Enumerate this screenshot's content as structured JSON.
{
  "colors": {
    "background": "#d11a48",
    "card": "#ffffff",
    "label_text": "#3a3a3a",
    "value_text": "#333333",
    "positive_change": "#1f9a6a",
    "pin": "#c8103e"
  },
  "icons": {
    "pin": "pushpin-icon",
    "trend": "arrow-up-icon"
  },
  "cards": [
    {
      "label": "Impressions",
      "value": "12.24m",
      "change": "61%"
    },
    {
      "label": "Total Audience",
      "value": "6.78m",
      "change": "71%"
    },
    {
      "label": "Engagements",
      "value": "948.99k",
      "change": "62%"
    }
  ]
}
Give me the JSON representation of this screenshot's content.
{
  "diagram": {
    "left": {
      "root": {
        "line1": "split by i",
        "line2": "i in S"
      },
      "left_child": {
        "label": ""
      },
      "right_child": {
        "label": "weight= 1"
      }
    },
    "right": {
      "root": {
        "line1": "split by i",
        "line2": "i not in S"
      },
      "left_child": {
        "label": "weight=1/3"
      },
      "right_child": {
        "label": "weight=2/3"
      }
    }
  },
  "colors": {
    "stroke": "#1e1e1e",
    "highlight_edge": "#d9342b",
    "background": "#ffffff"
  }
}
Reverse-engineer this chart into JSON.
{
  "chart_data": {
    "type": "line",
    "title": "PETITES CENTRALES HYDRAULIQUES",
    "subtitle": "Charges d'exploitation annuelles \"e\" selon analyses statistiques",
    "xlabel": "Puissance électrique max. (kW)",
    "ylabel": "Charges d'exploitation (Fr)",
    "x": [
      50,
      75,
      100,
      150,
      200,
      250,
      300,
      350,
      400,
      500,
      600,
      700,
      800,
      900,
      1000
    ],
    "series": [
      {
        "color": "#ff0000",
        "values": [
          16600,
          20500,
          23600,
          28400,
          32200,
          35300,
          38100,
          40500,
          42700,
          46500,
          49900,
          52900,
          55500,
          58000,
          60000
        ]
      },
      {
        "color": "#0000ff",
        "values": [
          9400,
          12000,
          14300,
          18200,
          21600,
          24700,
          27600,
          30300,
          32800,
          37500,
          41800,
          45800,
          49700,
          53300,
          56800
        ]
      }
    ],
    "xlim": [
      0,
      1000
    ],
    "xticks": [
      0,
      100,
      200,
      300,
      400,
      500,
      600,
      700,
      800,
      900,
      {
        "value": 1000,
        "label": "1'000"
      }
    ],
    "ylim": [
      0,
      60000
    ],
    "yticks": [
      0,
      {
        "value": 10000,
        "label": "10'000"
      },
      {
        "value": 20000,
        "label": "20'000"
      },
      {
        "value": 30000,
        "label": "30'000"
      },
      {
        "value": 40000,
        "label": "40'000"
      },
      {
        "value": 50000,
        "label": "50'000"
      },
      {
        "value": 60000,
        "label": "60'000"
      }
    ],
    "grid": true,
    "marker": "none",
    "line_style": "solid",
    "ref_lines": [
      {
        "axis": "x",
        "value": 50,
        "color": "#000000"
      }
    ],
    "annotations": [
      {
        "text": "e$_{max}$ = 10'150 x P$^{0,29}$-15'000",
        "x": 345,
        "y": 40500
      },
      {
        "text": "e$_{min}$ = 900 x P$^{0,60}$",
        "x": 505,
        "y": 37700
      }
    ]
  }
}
•••••
TASK PROMPT
Repeat every record, exactly as written.

ANSWER IN FULL
Enumerate this screenshot's content as structured JSON.
{
  "colors": {
    "background": "#d11a48",
    "card": "#ffffff",
    "label_text": "#3a3a3a",
    "value_text": "#333333",
    "positive_change": "#1f9a6a",
    "pin": "#c8103e"
  },
  "icons": {
    "pin": "pushpin-icon",
    "trend": "arrow-up-icon"
  },
  "cards": [
    {
      "label": "Impressions",
      "value": "12.24m",
      "change": "61%"
    },
    {
      "label": "Total Audience",
      "value": "6.78m",
      "change": "71%"
    },
    {
      "label": "Engagements",
      "value": "948.99k",
      "change": "62%"
    }
  ]
}
Give me the JSON representation of this screenshot's content.
{
  "diagram": {
    "left": {
      "root": {
        "line1": "split by i",
        "line2": "i in S"
      },
      "left_child": {
        "label": ""
      },
      "right_child": {
        "label": "weight= 1"
      }
    },
    "right": {
      "root": {
        "line1": "split by i",
        "line2": "i not in S"
      },
      "left_child": {
        "label": "weight=1/3"
      },
      "right_child": {
        "label": "weight=2/3"
      }
    }
  },
  "colors": {
    "stroke": "#1e1e1e",
    "highlight_edge": "#d9342b",
    "background": "#ffffff"
  }
}
Reverse-engineer this chart into JSON.
{
  "chart_data": {
    "type": "line",
    "title": "PETITES CENTRALES HYDRAULIQUES",
    "subtitle": "Charges d'exploitation annuelles \"e\" selon analyses statistiques",
    "xlabel": "Puissance électrique max. (kW)",
    "ylabel": "Charges d'exploitation (Fr)",
    "x": [
      50,
      75,
      100,
      150,
      200,
      250,
      300,
      350,
      400,
      500,
      600,
      700,
      800,
      900,
      1000
    ],
    "series": [
      {
        "color": "#ff0000",
        "values": [
          16600,
          20500,
          23600,
          28400,
          32200,
          35300,
          38100,
          40500,
          42700,
          46500,
          49900,
          52900,
          55500,
          58000,
          60000
        ]
      },
      {
        "color": "#0000ff",
        "values": [
          9400,
          12000,
          14300,
          18200,
          21600,
          24700,
          27600,
          30300,
          32800,
          37500,
          41800,
          45800,
          49700,
          53300,
          56800
        ]
      }
    ],
    "xlim": [
      0,
      1000
    ],
    "xticks": [
      0,
      100,
      200,
      300,
      400,
      500,
      600,
      700,
      800,
      900,
      {
        "value": 1000,
        "label": "1'000"
      }
    ],
    "ylim": [
      0,
      60000
    ],
    "yticks": [
      0,
      {
        "value": 10000,
        "label": "10'000"
      },
      {
        "value": 20000,
        "label": "20'000"
      },
      {
        "value": 30000,
        "label": "30'000"
      },
      {
        "value": 40000,
        "label": "40'000"
      },
      {
        "value": 50000,
        "label": "50'000"
      },
      {
        "value": 60000,
        "label": "60'000"
      }
    ],
    "grid": true,
    "marker": "none",
    "line_style": "solid",
    "ref_lines": [
      {
        "axis": "x",
        "value": 50,
        "color": "#000000"
      }
    ],
    "annotations": [
      {
        "text": "e$_{max}$ = 10'150 x P$^{0,29}$-15'000",
        "x": 345,
        "y": 40500
      },
      {
        "text": "e$_{min}$ = 900 x P$^{0,60}$",
        "x": 505,
        "y": 37700
      }
    ]
  }
}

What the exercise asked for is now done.